> **ENTRIES PROVIDED**

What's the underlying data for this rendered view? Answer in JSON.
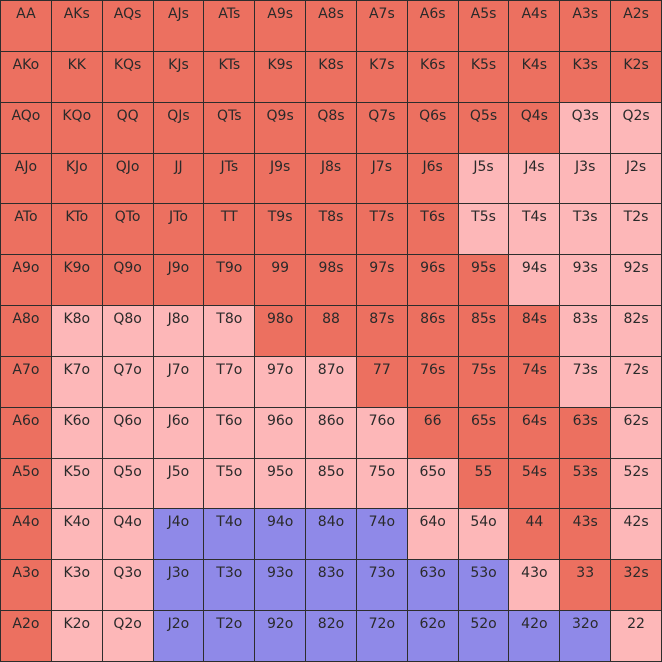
{
  "colors": {
    "raise": "#ec7060",
    "fold": "#fdb7b8",
    "call": "#8f89e8"
  },
  "ranks": [
    "A",
    "K",
    "Q",
    "J",
    "T",
    "9",
    "8",
    "7",
    "6",
    "5",
    "4",
    "3",
    "2"
  ],
  "grid": [
    [
      "R",
      "R",
      "R",
      "R",
      "R",
      "R",
      "R",
      "R",
      "R",
      "R",
      "R",
      "R",
      "R"
    ],
    [
      "R",
      "R",
      "R",
      "R",
      "R",
      "R",
      "R",
      "R",
      "R",
      "R",
      "R",
      "R",
      "R"
    ],
    [
      "R",
      "R",
      "R",
      "R",
      "R",
      "R",
      "R",
      "R",
      "R",
      "R",
      "R",
      "F",
      "F"
    ],
    [
      "R",
      "R",
      "R",
      "R",
      "R",
      "R",
      "R",
      "R",
      "R",
      "F",
      "F",
      "F",
      "F"
    ],
    [
      "R",
      "R",
      "R",
      "R",
      "R",
      "R",
      "R",
      "R",
      "R",
      "F",
      "F",
      "F",
      "F"
    ],
    [
      "R",
      "R",
      "R",
      "R",
      "R",
      "R",
      "R",
      "R",
      "R",
      "R",
      "F",
      "F",
      "F"
    ],
    [
      "R",
      "F",
      "F",
      "F",
      "F",
      "R",
      "R",
      "R",
      "R",
      "R",
      "R",
      "F",
      "F"
    ],
    [
      "R",
      "F",
      "F",
      "F",
      "F",
      "F",
      "F",
      "R",
      "R",
      "R",
      "R",
      "F",
      "F"
    ],
    [
      "R",
      "F",
      "F",
      "F",
      "F",
      "F",
      "F",
      "F",
      "R",
      "R",
      "R",
      "R",
      "F"
    ],
    [
      "R",
      "F",
      "F",
      "F",
      "F",
      "F",
      "F",
      "F",
      "F",
      "R",
      "R",
      "R",
      "F"
    ],
    [
      "R",
      "F",
      "F",
      "C",
      "C",
      "C",
      "C",
      "C",
      "F",
      "F",
      "R",
      "R",
      "F"
    ],
    [
      "R",
      "F",
      "F",
      "C",
      "C",
      "C",
      "C",
      "C",
      "C",
      "C",
      "F",
      "R",
      "R"
    ],
    [
      "R",
      "F",
      "F",
      "C",
      "C",
      "C",
      "C",
      "C",
      "C",
      "C",
      "C",
      "C",
      "F"
    ]
  ],
  "cells": [
    [
      "AA",
      "AKs",
      "AQs",
      "AJs",
      "ATs",
      "A9s",
      "A8s",
      "A7s",
      "A6s",
      "A5s",
      "A4s",
      "A3s",
      "A2s"
    ],
    [
      "AKo",
      "KK",
      "KQs",
      "KJs",
      "KTs",
      "K9s",
      "K8s",
      "K7s",
      "K6s",
      "K5s",
      "K4s",
      "K3s",
      "K2s"
    ],
    [
      "AQo",
      "KQo",
      "QQ",
      "QJs",
      "QTs",
      "Q9s",
      "Q8s",
      "Q7s",
      "Q6s",
      "Q5s",
      "Q4s",
      "Q3s",
      "Q2s"
    ],
    [
      "AJo",
      "KJo",
      "QJo",
      "JJ",
      "JTs",
      "J9s",
      "J8s",
      "J7s",
      "J6s",
      "J5s",
      "J4s",
      "J3s",
      "J2s"
    ],
    [
      "ATo",
      "KTo",
      "QTo",
      "JTo",
      "TT",
      "T9s",
      "T8s",
      "T7s",
      "T6s",
      "T5s",
      "T4s",
      "T3s",
      "T2s"
    ],
    [
      "A9o",
      "K9o",
      "Q9o",
      "J9o",
      "T9o",
      "99",
      "98s",
      "97s",
      "96s",
      "95s",
      "94s",
      "93s",
      "92s"
    ],
    [
      "A8o",
      "K8o",
      "Q8o",
      "J8o",
      "T8o",
      "98o",
      "88",
      "87s",
      "86s",
      "85s",
      "84s",
      "83s",
      "82s"
    ],
    [
      "A7o",
      "K7o",
      "Q7o",
      "J7o",
      "T7o",
      "97o",
      "87o",
      "77",
      "76s",
      "75s",
      "74s",
      "73s",
      "72s"
    ],
    [
      "A6o",
      "K6o",
      "Q6o",
      "J6o",
      "T6o",
      "96o",
      "86o",
      "76o",
      "66",
      "65s",
      "64s",
      "63s",
      "62s"
    ],
    [
      "A5o",
      "K5o",
      "Q5o",
      "J5o",
      "T5o",
      "95o",
      "85o",
      "75o",
      "65o",
      "55",
      "54s",
      "53s",
      "52s"
    ],
    [
      "A4o",
      "K4o",
      "Q4o",
      "J4o",
      "T4o",
      "94o",
      "84o",
      "74o",
      "64o",
      "54o",
      "44",
      "43s",
      "42s"
    ],
    [
      "A3o",
      "K3o",
      "Q3o",
      "J3o",
      "T3o",
      "93o",
      "83o",
      "73o",
      "63o",
      "53o",
      "43o",
      "33",
      "32s"
    ],
    [
      "A2o",
      "K2o",
      "Q2o",
      "J2o",
      "T2o",
      "92o",
      "82o",
      "72o",
      "62o",
      "52o",
      "42o",
      "32o",
      "22"
    ]
  ]
}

> **WHAT THE TASK REQUIRES**
Without the pictures, print the whole listing exactly as given.

> **WORKED ANSWER**
What's the underlying data for this rendered view? Answer in JSON.
{
  "colors": {
    "raise": "#ec7060",
    "fold": "#fdb7b8",
    "call": "#8f89e8"
  },
  "ranks": [
    "A",
    "K",
    "Q",
    "J",
    "T",
    "9",
    "8",
    "7",
    "6",
    "5",
    "4",
    "3",
    "2"
  ],
  "grid": [
    [
      "R",
      "R",
      "R",
      "R",
      "R",
      "R",
      "R",
      "R",
      "R",
      "R",
      "R",
      "R",
      "R"
    ],
    [
      "R",
      "R",
      "R",
      "R",
      "R",
      "R",
      "R",
      "R",
      "R",
      "R",
      "R",
      "R",
      "R"
    ],
    [
      "R",
      "R",
      "R",
      "R",
      "R",
      "R",
      "R",
      "R",
      "R",
      "R",
      "R",
      "F",
      "F"
    ],
    [
      "R",
      "R",
      "R",
      "R",
      "R",
      "R",
      "R",
      "R",
      "R",
      "F",
      "F",
      "F",
      "F"
    ],
    [
      "R",
      "R",
      "R",
      "R",
      "R",
      "R",
      "R",
      "R",
      "R",
      "F",
      "F",
      "F",
      "F"
    ],
    [
      "R",
      "R",
      "R",
      "R",
      "R",
      "R",
      "R",
      "R",
      "R",
      "R",
      "F",
      "F",
      "F"
    ],
    [
      "R",
      "F",
      "F",
      "F",
      "F",
      "R",
      "R",
      "R",
      "R",
      "R",
      "R",
      "F",
      "F"
    ],
    [
      "R",
      "F",
      "F",
      "F",
      "F",
      "F",
      "F",
      "R",
      "R",
      "R",
      "R",
      "F",
      "F"
    ],
    [
      "R",
      "F",
      "F",
      "F",
      "F",
      "F",
      "F",
      "F",
      "R",
      "R",
      "R",
      "R",
      "F"
    ],
    [
      "R",
      "F",
      "F",
      "F",
      "F",
      "F",
      "F",
      "F",
      "F",
      "R",
      "R",
      "R",
      "F"
    ],
    [
      "R",
      "F",
      "F",
      "C",
      "C",
      "C",
      "C",
      "C",
      "F",
      "F",
      "R",
      "R",
      "F"
    ],
    [
      "R",
      "F",
      "F",
      "C",
      "C",
      "C",
      "C",
      "C",
      "C",
      "C",
      "F",
      "R",
      "R"
    ],
    [
      "R",
      "F",
      "F",
      "C",
      "C",
      "C",
      "C",
      "C",
      "C",
      "C",
      "C",
      "C",
      "F"
    ]
  ],
  "cells": [
    [
      "AA",
      "AKs",
      "AQs",
      "AJs",
      "ATs",
      "A9s",
      "A8s",
      "A7s",
      "A6s",
      "A5s",
      "A4s",
      "A3s",
      "A2s"
    ],
    [
      "AKo",
      "KK",
      "KQs",
      "KJs",
      "KTs",
      "K9s",
      "K8s",
      "K7s",
      "K6s",
      "K5s",
      "K4s",
      "K3s",
      "K2s"
    ],
    [
      "AQo",
      "KQo",
      "QQ",
      "QJs",
      "QTs",
      "Q9s",
      "Q8s",
      "Q7s",
      "Q6s",
      "Q5s",
      "Q4s",
      "Q3s",
      "Q2s"
    ],
    [
      "AJo",
      "KJo",
      "QJo",
      "JJ",
      "JTs",
      "J9s",
      "J8s",
      "J7s",
      "J6s",
      "J5s",
      "J4s",
      "J3s",
      "J2s"
    ],
    [
      "ATo",
      "KTo",
      "QTo",
      "JTo",
      "TT",
      "T9s",
      "T8s",
      "T7s",
      "T6s",
      "T5s",
      "T4s",
      "T3s",
      "T2s"
    ],
    [
      "A9o",
      "K9o",
      "Q9o",
      "J9o",
      "T9o",
      "99",
      "98s",
      "97s",
      "96s",
      "95s",
      "94s",
      "93s",
      "92s"
    ],
    [
      "A8o",
      "K8o",
      "Q8o",
      "J8o",
      "T8o",
      "98o",
      "88",
      "87s",
      "86s",
      "85s",
      "84s",
      "83s",
      "82s"
    ],
    [
      "A7o",
      "K7o",
      "Q7o",
      "J7o",
      "T7o",
      "97o",
      "87o",
      "77",
      "76s",
      "75s",
      "74s",
      "73s",
      "72s"
    ],
    [
      "A6o",
      "K6o",
      "Q6o",
      "J6o",
      "T6o",
      "96o",
      "86o",
      "76o",
      "66",
      "65s",
      "64s",
      "63s",
      "62s"
    ],
    [
      "A5o",
      "K5o",
      "Q5o",
      "J5o",
      "T5o",
      "95o",
      "85o",
      "75o",
      "65o",
      "55",
      "54s",
      "53s",
      "52s"
    ],
    [
      "A4o",
      "K4o",
      "Q4o",
      "J4o",
      "T4o",
      "94o",
      "84o",
      "74o",
      "64o",
      "54o",
      "44",
      "43s",
      "42s"
    ],
    [
      "A3o",
      "K3o",
      "Q3o",
      "J3o",
      "T3o",
      "93o",
      "83o",
      "73o",
      "63o",
      "53o",
      "43o",
      "33",
      "32s"
    ],
    [
      "A2o",
      "K2o",
      "Q2o",
      "J2o",
      "T2o",
      "92o",
      "82o",
      "72o",
      "62o",
      "52o",
      "42o",
      "32o",
      "22"
    ]
  ]
}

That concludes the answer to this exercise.